**Aim of the task:**
Skip the pictures. Reproduce all other material exactly.

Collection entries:
------------------------------------------------------------
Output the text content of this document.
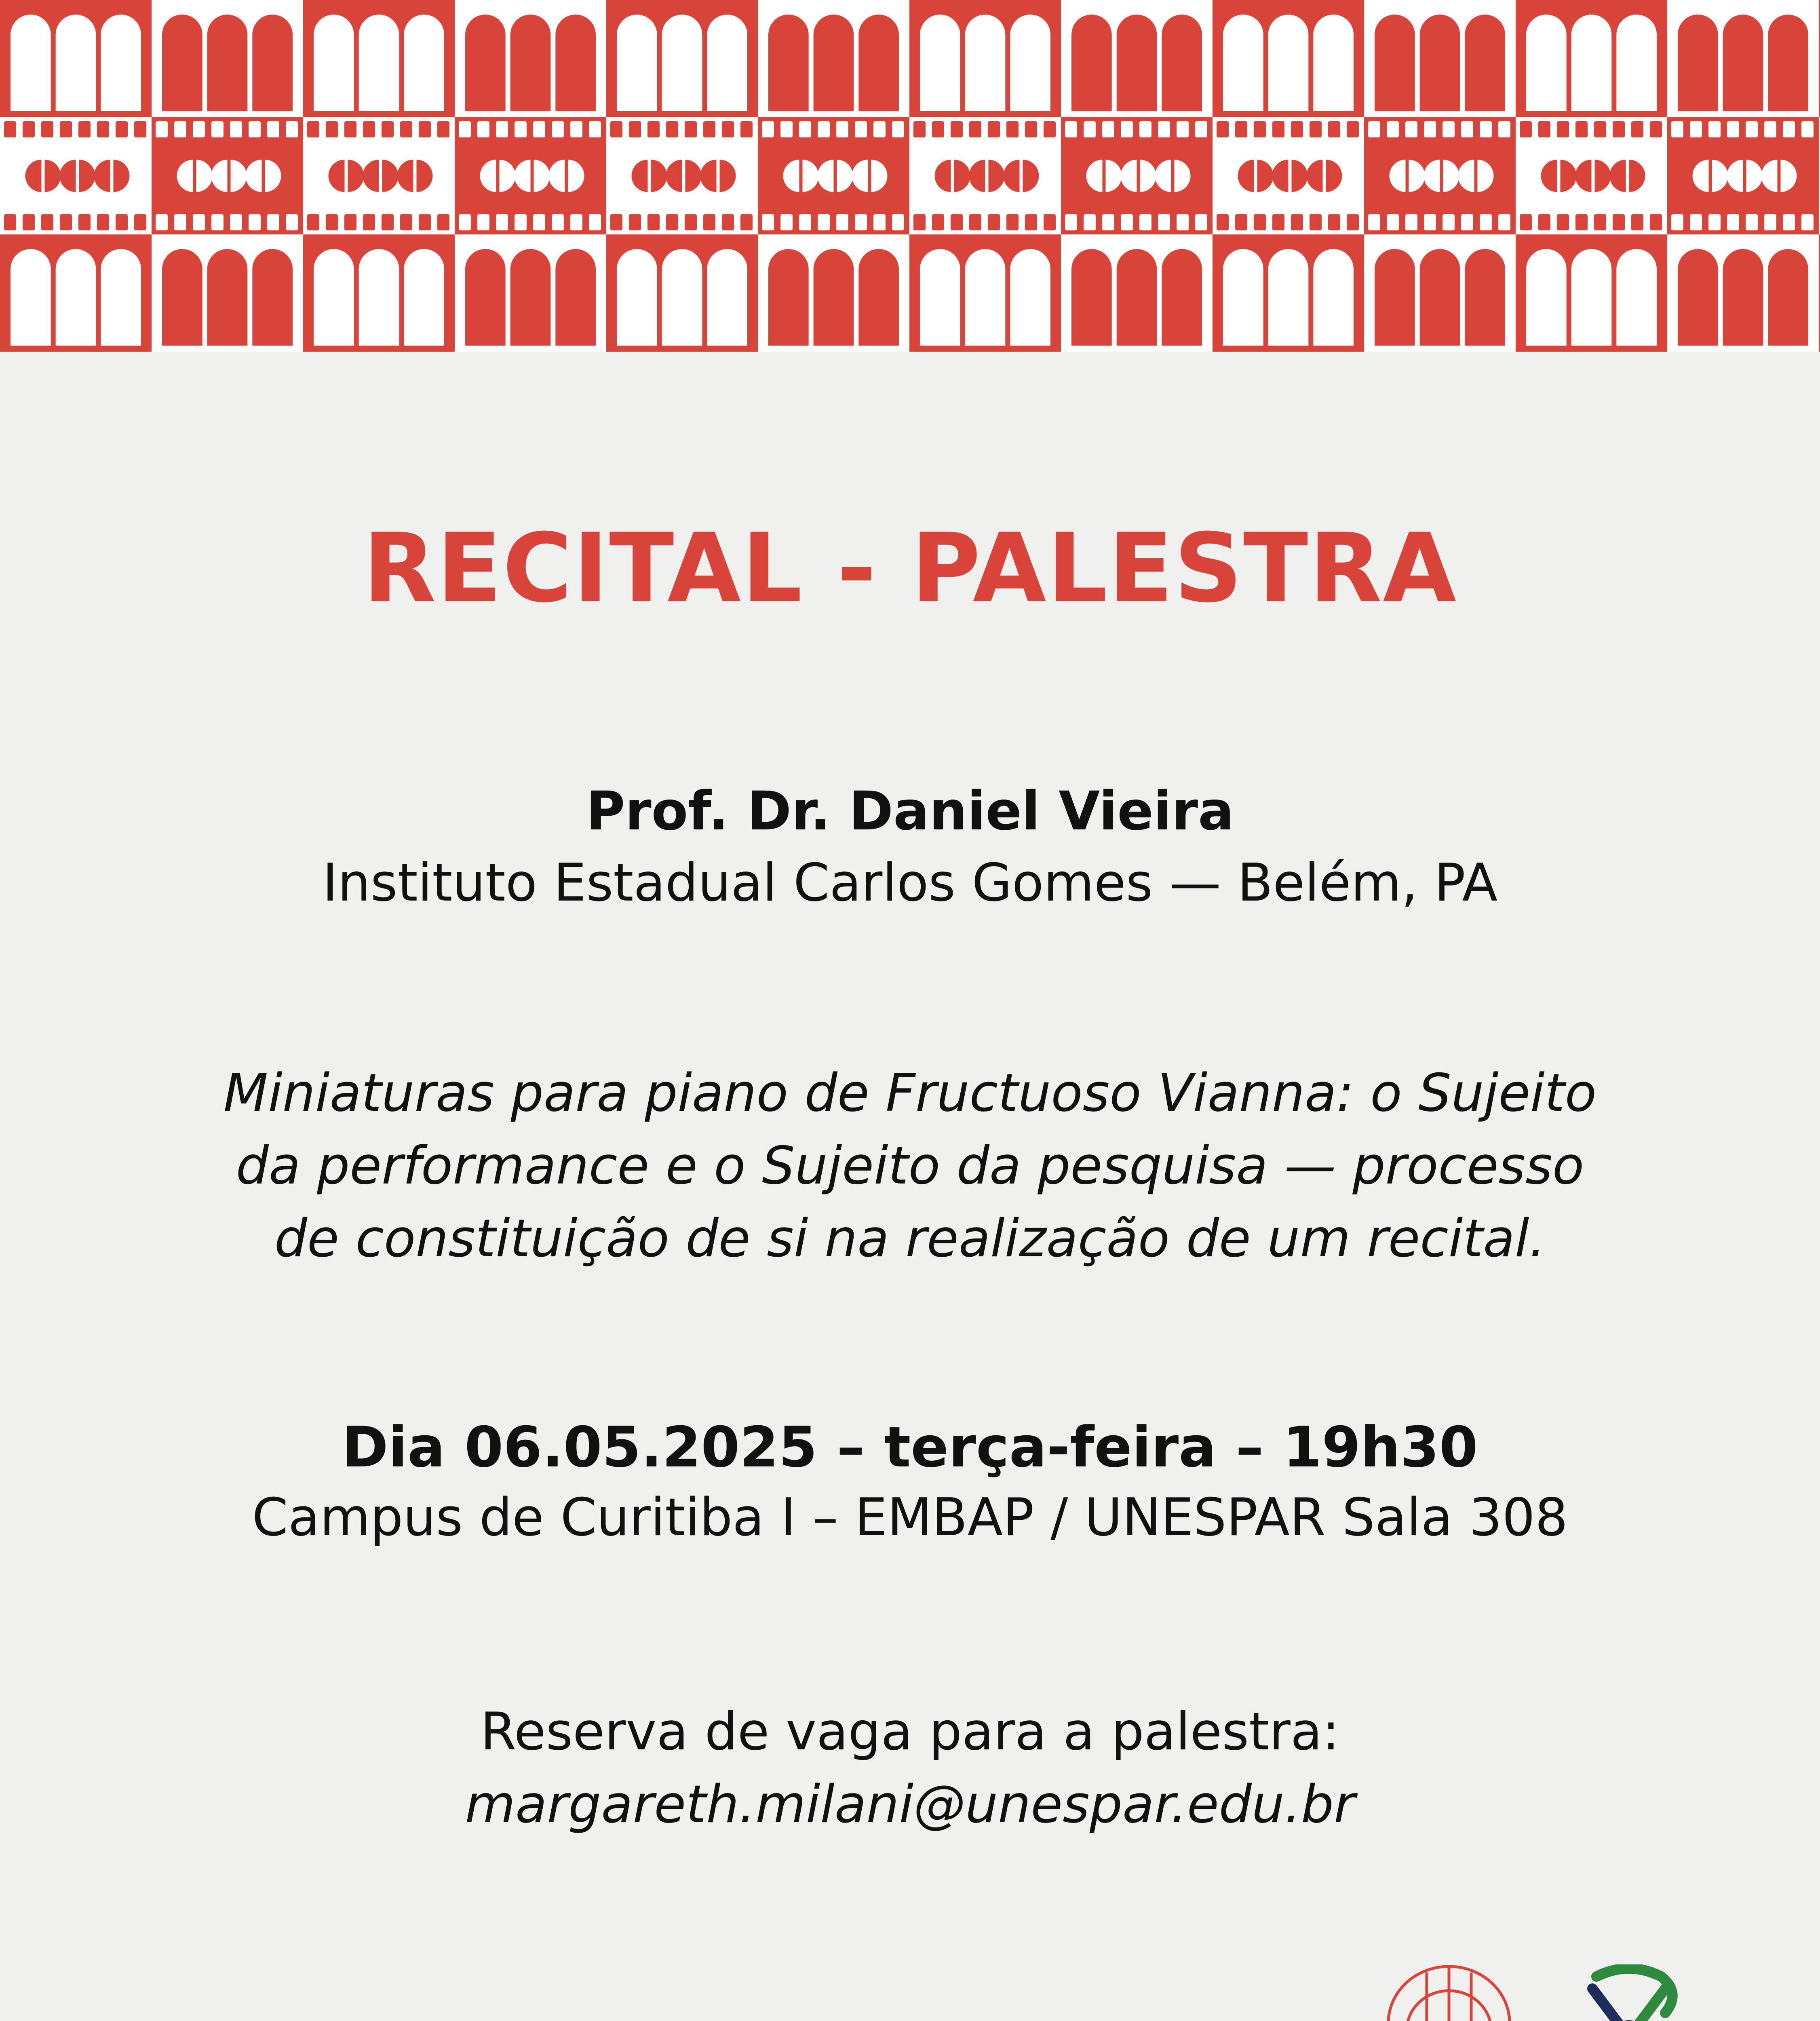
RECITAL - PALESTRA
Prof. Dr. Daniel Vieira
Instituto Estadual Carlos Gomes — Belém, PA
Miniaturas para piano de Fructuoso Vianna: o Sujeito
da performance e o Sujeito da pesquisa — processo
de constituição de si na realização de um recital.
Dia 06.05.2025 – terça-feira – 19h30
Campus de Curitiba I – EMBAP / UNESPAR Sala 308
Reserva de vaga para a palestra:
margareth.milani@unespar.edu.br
------------------------------------------------------------
**Answer to the task:**
Output the text content of this document.
RECITAL - PALESTRA
Prof. Dr. Daniel Vieira
Instituto Estadual Carlos Gomes — Belém, PA
Miniaturas para piano de Fructuoso Vianna: o Sujeito
da performance e o Sujeito da pesquisa — processo
de constituição de si na realização de um recital.
Dia 06.05.2025 – terça-feira – 19h30
Campus de Curitiba I – EMBAP / UNESPAR Sala 308
Reserva de vaga para a palestra:
margareth.milani@unespar.edu.br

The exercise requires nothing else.